** Opening TASK INPUTS block **

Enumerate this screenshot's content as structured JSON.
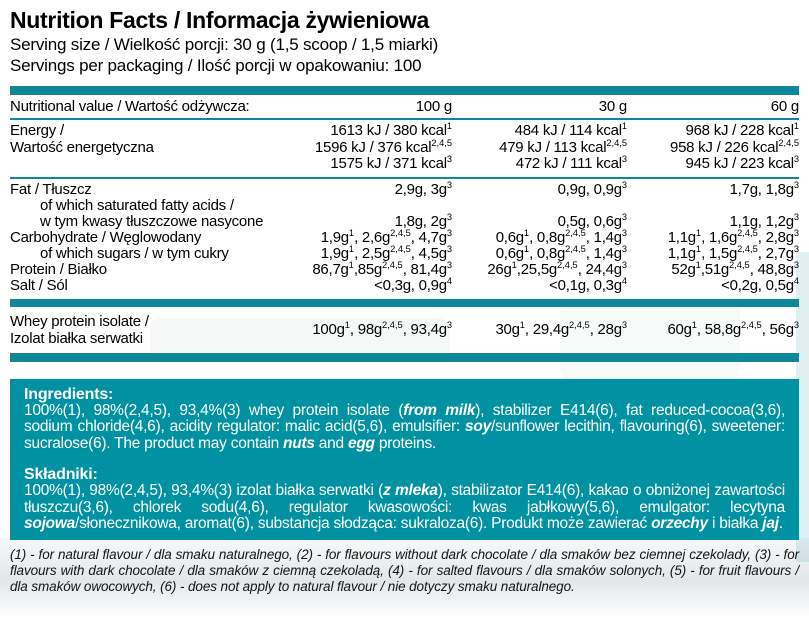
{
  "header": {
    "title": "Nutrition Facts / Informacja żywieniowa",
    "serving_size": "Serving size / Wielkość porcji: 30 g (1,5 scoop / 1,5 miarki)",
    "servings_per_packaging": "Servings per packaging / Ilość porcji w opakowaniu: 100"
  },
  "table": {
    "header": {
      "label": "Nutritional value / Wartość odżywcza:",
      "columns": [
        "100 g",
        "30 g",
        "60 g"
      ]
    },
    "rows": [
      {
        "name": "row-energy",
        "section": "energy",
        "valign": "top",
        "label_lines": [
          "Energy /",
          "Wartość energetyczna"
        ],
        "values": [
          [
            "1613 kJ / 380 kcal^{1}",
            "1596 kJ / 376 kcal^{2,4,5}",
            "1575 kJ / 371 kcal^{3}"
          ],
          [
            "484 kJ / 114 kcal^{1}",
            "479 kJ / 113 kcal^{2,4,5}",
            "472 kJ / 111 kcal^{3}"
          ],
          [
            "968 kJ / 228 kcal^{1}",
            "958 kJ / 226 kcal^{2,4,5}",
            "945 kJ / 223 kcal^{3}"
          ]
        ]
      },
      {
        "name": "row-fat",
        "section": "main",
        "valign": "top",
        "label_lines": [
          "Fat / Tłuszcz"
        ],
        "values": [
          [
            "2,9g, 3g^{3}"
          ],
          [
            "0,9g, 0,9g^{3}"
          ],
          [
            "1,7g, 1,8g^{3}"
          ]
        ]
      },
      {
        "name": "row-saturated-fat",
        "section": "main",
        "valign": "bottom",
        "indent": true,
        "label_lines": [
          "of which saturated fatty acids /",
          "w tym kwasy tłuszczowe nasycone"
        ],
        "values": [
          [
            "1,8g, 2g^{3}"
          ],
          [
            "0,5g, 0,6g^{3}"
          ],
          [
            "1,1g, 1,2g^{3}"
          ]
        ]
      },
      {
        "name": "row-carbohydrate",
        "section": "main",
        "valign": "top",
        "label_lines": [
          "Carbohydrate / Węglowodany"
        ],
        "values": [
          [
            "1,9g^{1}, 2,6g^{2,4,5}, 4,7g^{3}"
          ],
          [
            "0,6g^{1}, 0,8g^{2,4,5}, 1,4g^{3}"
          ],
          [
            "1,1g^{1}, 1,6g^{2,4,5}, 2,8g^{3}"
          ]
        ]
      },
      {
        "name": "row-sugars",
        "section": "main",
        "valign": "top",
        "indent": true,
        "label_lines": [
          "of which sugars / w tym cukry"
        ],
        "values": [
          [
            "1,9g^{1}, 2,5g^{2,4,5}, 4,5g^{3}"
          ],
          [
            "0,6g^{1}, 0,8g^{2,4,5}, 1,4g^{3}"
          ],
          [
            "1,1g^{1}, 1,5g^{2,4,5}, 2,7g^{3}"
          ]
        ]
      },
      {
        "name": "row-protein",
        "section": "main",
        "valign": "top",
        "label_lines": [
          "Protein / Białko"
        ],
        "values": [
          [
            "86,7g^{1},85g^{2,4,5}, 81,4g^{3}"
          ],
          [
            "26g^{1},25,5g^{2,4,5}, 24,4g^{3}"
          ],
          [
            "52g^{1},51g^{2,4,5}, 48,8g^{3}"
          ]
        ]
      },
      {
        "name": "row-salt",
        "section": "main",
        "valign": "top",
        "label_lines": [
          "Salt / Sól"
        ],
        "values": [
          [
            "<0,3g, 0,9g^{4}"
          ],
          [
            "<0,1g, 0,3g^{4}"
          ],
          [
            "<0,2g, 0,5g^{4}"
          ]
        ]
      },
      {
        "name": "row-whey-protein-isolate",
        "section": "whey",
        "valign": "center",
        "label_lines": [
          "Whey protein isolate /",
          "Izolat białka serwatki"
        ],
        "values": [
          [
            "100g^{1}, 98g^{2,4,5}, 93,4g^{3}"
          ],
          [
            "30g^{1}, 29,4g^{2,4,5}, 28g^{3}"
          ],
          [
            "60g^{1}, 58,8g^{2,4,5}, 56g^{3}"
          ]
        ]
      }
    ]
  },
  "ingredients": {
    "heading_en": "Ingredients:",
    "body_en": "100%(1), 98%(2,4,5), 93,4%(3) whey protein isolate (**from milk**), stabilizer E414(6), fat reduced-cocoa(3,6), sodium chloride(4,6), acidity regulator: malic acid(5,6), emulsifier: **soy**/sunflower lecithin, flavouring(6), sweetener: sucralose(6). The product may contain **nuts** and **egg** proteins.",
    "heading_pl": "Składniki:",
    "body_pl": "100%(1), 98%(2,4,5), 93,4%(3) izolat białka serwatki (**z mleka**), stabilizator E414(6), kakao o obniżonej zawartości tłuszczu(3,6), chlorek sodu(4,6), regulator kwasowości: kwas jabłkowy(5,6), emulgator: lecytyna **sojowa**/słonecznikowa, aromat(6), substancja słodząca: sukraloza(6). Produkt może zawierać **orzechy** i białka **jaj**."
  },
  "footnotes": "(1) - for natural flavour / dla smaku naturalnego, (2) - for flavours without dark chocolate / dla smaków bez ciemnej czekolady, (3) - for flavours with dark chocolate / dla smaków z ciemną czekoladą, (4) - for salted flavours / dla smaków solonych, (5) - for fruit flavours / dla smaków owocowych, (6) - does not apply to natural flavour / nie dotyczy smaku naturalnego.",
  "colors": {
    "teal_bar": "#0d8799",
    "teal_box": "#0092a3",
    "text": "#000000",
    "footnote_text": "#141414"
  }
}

** Closing TASK INPUTS block **

TASK OBJECTIVE
Skip the pictures, then write out every entry exactly.

SOLVED EXERCISE
Enumerate this screenshot's content as structured JSON.
{
  "header": {
    "title": "Nutrition Facts / Informacja żywieniowa",
    "serving_size": "Serving size / Wielkość porcji: 30 g (1,5 scoop / 1,5 miarki)",
    "servings_per_packaging": "Servings per packaging / Ilość porcji w opakowaniu: 100"
  },
  "table": {
    "header": {
      "label": "Nutritional value / Wartość odżywcza:",
      "columns": [
        "100 g",
        "30 g",
        "60 g"
      ]
    },
    "rows": [
      {
        "name": "row-energy",
        "section": "energy",
        "valign": "top",
        "label_lines": [
          "Energy /",
          "Wartość energetyczna"
        ],
        "values": [
          [
            "1613 kJ / 380 kcal^{1}",
            "1596 kJ / 376 kcal^{2,4,5}",
            "1575 kJ / 371 kcal^{3}"
          ],
          [
            "484 kJ / 114 kcal^{1}",
            "479 kJ / 113 kcal^{2,4,5}",
            "472 kJ / 111 kcal^{3}"
          ],
          [
            "968 kJ / 228 kcal^{1}",
            "958 kJ / 226 kcal^{2,4,5}",
            "945 kJ / 223 kcal^{3}"
          ]
        ]
      },
      {
        "name": "row-fat",
        "section": "main",
        "valign": "top",
        "label_lines": [
          "Fat / Tłuszcz"
        ],
        "values": [
          [
            "2,9g, 3g^{3}"
          ],
          [
            "0,9g, 0,9g^{3}"
          ],
          [
            "1,7g, 1,8g^{3}"
          ]
        ]
      },
      {
        "name": "row-saturated-fat",
        "section": "main",
        "valign": "bottom",
        "indent": true,
        "label_lines": [
          "of which saturated fatty acids /",
          "w tym kwasy tłuszczowe nasycone"
        ],
        "values": [
          [
            "1,8g, 2g^{3}"
          ],
          [
            "0,5g, 0,6g^{3}"
          ],
          [
            "1,1g, 1,2g^{3}"
          ]
        ]
      },
      {
        "name": "row-carbohydrate",
        "section": "main",
        "valign": "top",
        "label_lines": [
          "Carbohydrate / Węglowodany"
        ],
        "values": [
          [
            "1,9g^{1}, 2,6g^{2,4,5}, 4,7g^{3}"
          ],
          [
            "0,6g^{1}, 0,8g^{2,4,5}, 1,4g^{3}"
          ],
          [
            "1,1g^{1}, 1,6g^{2,4,5}, 2,8g^{3}"
          ]
        ]
      },
      {
        "name": "row-sugars",
        "section": "main",
        "valign": "top",
        "indent": true,
        "label_lines": [
          "of which sugars / w tym cukry"
        ],
        "values": [
          [
            "1,9g^{1}, 2,5g^{2,4,5}, 4,5g^{3}"
          ],
          [
            "0,6g^{1}, 0,8g^{2,4,5}, 1,4g^{3}"
          ],
          [
            "1,1g^{1}, 1,5g^{2,4,5}, 2,7g^{3}"
          ]
        ]
      },
      {
        "name": "row-protein",
        "section": "main",
        "valign": "top",
        "label_lines": [
          "Protein / Białko"
        ],
        "values": [
          [
            "86,7g^{1},85g^{2,4,5}, 81,4g^{3}"
          ],
          [
            "26g^{1},25,5g^{2,4,5}, 24,4g^{3}"
          ],
          [
            "52g^{1},51g^{2,4,5}, 48,8g^{3}"
          ]
        ]
      },
      {
        "name": "row-salt",
        "section": "main",
        "valign": "top",
        "label_lines": [
          "Salt / Sól"
        ],
        "values": [
          [
            "<0,3g, 0,9g^{4}"
          ],
          [
            "<0,1g, 0,3g^{4}"
          ],
          [
            "<0,2g, 0,5g^{4}"
          ]
        ]
      },
      {
        "name": "row-whey-protein-isolate",
        "section": "whey",
        "valign": "center",
        "label_lines": [
          "Whey protein isolate /",
          "Izolat białka serwatki"
        ],
        "values": [
          [
            "100g^{1}, 98g^{2,4,5}, 93,4g^{3}"
          ],
          [
            "30g^{1}, 29,4g^{2,4,5}, 28g^{3}"
          ],
          [
            "60g^{1}, 58,8g^{2,4,5}, 56g^{3}"
          ]
        ]
      }
    ]
  },
  "ingredients": {
    "heading_en": "Ingredients:",
    "body_en": "100%(1), 98%(2,4,5), 93,4%(3) whey protein isolate (**from milk**), stabilizer E414(6), fat reduced-cocoa(3,6), sodium chloride(4,6), acidity regulator: malic acid(5,6), emulsifier: **soy**/sunflower lecithin, flavouring(6), sweetener: sucralose(6). The product may contain **nuts** and **egg** proteins.",
    "heading_pl": "Składniki:",
    "body_pl": "100%(1), 98%(2,4,5), 93,4%(3) izolat białka serwatki (**z mleka**), stabilizator E414(6), kakao o obniżonej zawartości tłuszczu(3,6), chlorek sodu(4,6), regulator kwasowości: kwas jabłkowy(5,6), emulgator: lecytyna **sojowa**/słonecznikowa, aromat(6), substancja słodząca: sukraloza(6). Produkt może zawierać **orzechy** i białka **jaj**."
  },
  "footnotes": "(1) - for natural flavour / dla smaku naturalnego, (2) - for flavours without dark chocolate / dla smaków bez ciemnej czekolady, (3) - for flavours with dark chocolate / dla smaków z ciemną czekoladą, (4) - for salted flavours / dla smaków solonych, (5) - for fruit flavours / dla smaków owocowych, (6) - does not apply to natural flavour / nie dotyczy smaku naturalnego.",
  "colors": {
    "teal_bar": "#0d8799",
    "teal_box": "#0092a3",
    "text": "#000000",
    "footnote_text": "#141414"
  }
}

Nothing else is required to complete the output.